→ AIM: Gather each line containing the string "Рассказово" from these entries.

>>>>

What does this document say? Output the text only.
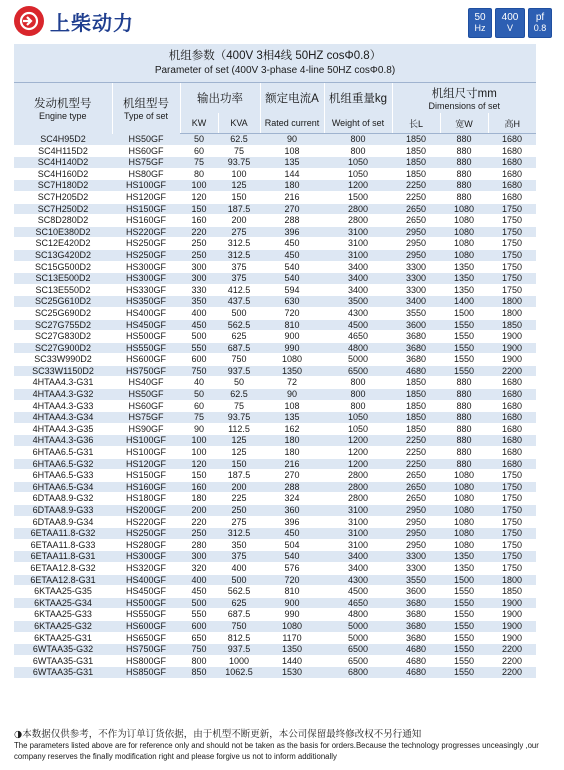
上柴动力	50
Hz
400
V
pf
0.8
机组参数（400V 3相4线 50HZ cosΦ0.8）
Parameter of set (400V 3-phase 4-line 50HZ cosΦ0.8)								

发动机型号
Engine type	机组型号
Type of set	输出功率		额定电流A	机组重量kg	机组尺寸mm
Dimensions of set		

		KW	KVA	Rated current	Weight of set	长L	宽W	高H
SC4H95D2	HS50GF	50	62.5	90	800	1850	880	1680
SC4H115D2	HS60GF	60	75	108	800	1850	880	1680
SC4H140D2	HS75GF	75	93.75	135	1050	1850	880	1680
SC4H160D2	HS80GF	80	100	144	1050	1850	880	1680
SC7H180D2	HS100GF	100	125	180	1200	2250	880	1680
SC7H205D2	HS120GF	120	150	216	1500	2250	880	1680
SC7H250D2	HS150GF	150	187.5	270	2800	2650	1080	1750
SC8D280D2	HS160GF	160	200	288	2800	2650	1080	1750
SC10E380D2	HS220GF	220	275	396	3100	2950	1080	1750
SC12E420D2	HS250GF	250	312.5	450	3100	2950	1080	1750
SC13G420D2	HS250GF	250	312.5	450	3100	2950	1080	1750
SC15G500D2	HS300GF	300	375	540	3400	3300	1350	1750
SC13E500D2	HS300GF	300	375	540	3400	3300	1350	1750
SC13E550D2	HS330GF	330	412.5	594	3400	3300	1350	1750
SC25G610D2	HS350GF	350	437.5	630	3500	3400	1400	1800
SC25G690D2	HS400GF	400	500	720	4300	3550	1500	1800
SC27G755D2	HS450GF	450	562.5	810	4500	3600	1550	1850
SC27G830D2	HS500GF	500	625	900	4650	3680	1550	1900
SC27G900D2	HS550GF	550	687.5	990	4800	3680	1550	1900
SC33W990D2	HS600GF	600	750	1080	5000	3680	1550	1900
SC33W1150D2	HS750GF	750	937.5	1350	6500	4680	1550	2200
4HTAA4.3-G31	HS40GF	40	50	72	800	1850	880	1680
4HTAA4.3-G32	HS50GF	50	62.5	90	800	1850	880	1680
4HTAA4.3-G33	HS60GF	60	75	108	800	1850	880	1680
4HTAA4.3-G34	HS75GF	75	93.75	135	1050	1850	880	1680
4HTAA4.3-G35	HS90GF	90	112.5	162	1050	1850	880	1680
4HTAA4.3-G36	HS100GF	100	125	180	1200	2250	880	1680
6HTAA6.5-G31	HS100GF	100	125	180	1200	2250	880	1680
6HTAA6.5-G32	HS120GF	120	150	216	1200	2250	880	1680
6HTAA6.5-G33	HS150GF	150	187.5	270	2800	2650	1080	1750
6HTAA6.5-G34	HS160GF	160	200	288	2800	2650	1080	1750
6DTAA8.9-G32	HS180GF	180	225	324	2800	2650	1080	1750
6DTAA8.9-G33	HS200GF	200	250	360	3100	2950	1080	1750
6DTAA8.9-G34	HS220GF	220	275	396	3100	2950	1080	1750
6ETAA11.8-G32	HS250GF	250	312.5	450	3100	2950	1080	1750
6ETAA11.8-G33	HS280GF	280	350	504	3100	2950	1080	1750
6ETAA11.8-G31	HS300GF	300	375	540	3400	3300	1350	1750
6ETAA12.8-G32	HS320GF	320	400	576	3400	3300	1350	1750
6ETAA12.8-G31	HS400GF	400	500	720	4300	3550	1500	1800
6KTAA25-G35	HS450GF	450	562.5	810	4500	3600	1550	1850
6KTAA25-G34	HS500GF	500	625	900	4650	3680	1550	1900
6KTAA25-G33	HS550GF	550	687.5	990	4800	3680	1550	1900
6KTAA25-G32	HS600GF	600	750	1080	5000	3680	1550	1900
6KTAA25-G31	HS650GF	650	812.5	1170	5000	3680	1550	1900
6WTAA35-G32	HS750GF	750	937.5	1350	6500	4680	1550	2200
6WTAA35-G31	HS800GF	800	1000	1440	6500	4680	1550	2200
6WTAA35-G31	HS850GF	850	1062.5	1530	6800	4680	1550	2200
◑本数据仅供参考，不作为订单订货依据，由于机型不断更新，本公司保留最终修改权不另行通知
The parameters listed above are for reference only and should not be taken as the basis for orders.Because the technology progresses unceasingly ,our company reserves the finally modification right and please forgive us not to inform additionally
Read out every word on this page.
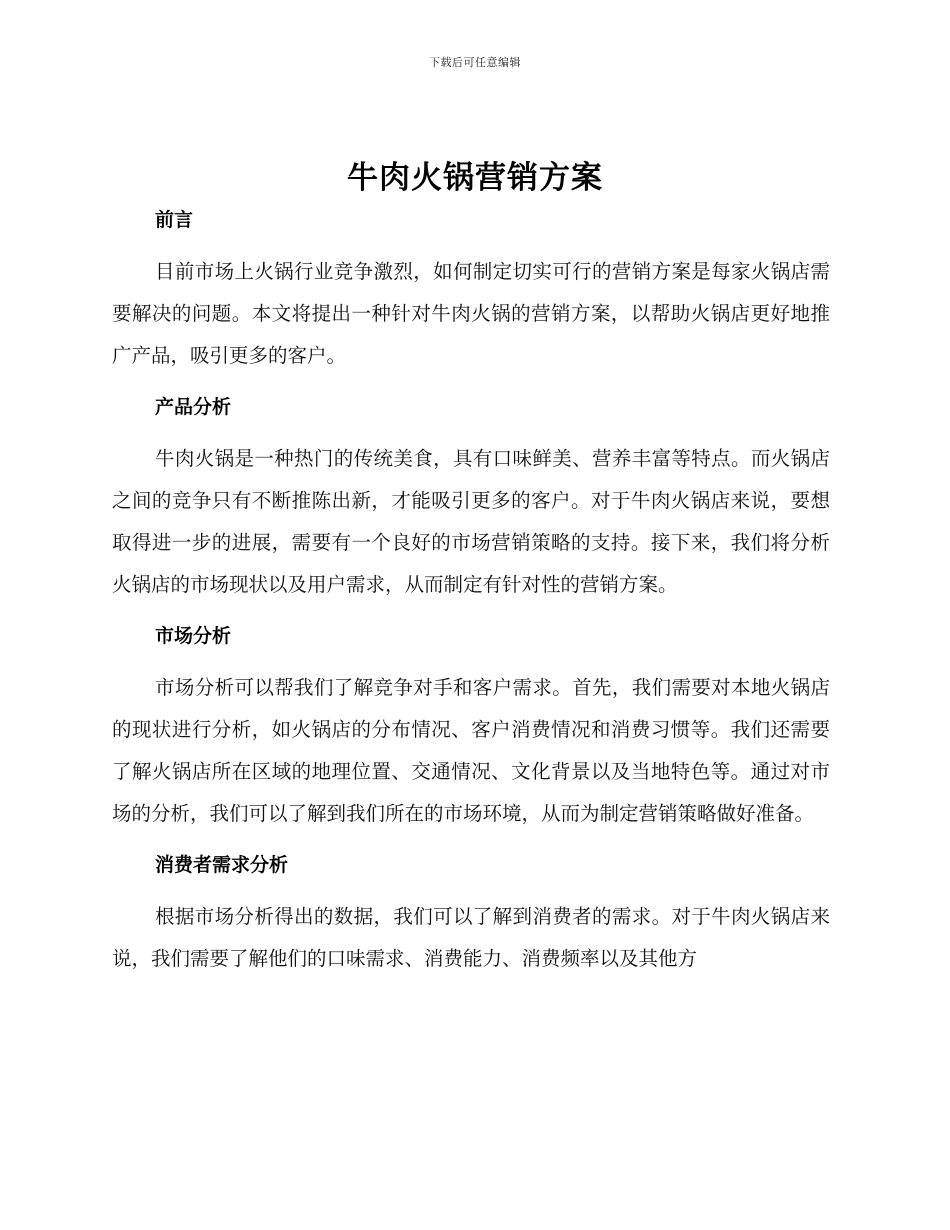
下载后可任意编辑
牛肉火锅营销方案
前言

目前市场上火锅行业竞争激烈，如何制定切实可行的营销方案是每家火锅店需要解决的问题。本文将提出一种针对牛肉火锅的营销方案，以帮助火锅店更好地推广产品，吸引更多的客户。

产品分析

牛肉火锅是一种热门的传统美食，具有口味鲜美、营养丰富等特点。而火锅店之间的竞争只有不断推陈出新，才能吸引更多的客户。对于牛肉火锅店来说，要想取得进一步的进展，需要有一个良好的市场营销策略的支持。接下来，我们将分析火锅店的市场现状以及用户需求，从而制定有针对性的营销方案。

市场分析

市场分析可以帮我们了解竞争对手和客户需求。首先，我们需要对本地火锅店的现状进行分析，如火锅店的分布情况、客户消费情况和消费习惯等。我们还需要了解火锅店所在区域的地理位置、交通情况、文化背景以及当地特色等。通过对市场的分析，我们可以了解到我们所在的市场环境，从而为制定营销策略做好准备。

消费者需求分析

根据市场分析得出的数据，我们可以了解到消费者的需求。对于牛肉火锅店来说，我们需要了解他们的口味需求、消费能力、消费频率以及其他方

<<<<
>>>>

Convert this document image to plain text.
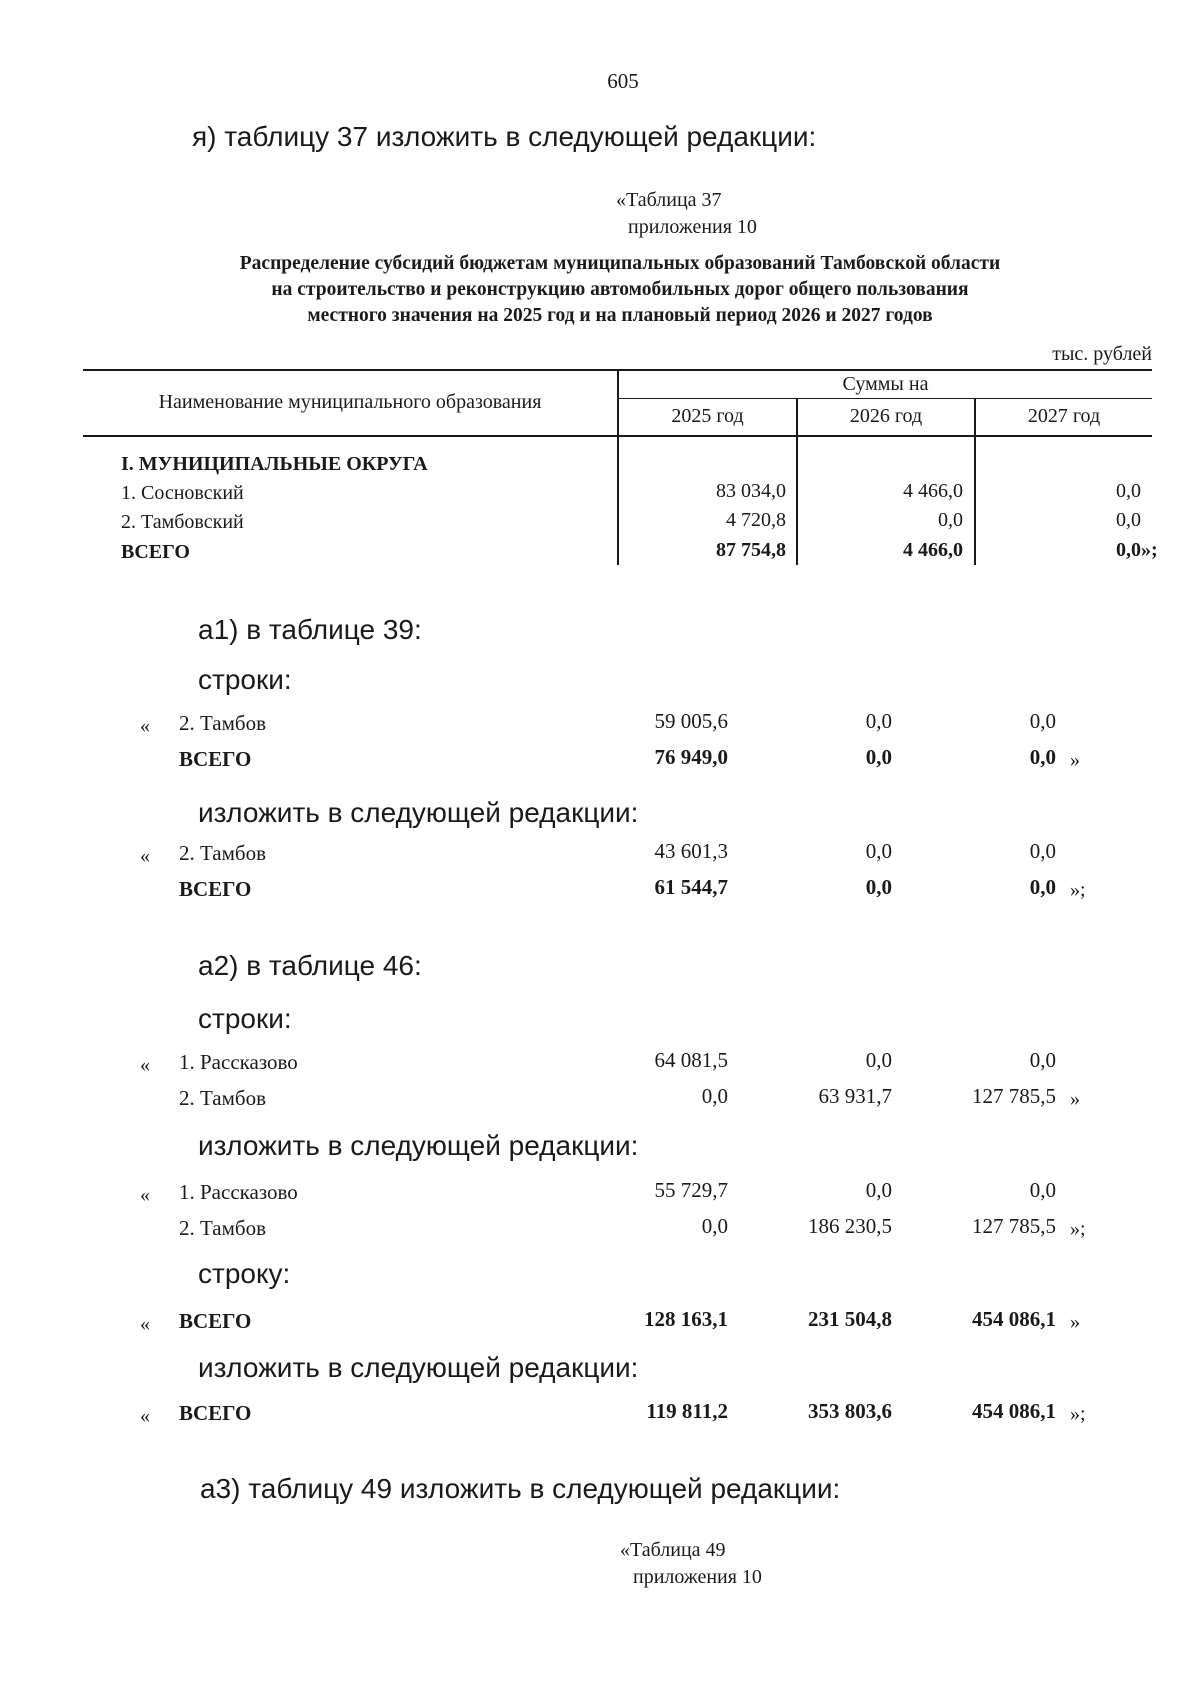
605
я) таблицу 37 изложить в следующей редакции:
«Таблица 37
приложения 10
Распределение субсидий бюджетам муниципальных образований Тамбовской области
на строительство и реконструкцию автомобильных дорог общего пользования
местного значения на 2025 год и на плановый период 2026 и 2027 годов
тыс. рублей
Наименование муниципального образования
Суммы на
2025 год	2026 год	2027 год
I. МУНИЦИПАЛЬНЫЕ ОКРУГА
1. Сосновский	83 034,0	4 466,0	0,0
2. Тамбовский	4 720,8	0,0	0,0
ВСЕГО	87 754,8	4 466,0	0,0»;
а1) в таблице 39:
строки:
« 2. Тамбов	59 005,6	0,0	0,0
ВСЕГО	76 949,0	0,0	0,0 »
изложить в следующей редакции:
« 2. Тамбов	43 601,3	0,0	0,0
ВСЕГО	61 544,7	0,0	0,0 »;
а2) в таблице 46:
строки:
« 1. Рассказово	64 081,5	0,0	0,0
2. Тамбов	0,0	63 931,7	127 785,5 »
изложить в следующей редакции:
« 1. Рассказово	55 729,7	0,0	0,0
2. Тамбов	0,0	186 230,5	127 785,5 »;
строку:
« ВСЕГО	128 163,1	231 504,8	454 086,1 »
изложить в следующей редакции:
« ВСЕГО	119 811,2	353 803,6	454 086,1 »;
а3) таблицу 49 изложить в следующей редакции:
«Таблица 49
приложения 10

<<<<

→ RESPONSE BELOW:
« 1. Рассказово	64 081,5	0,0	0,0
« 1. Рассказово	55 729,7	0,0	0,0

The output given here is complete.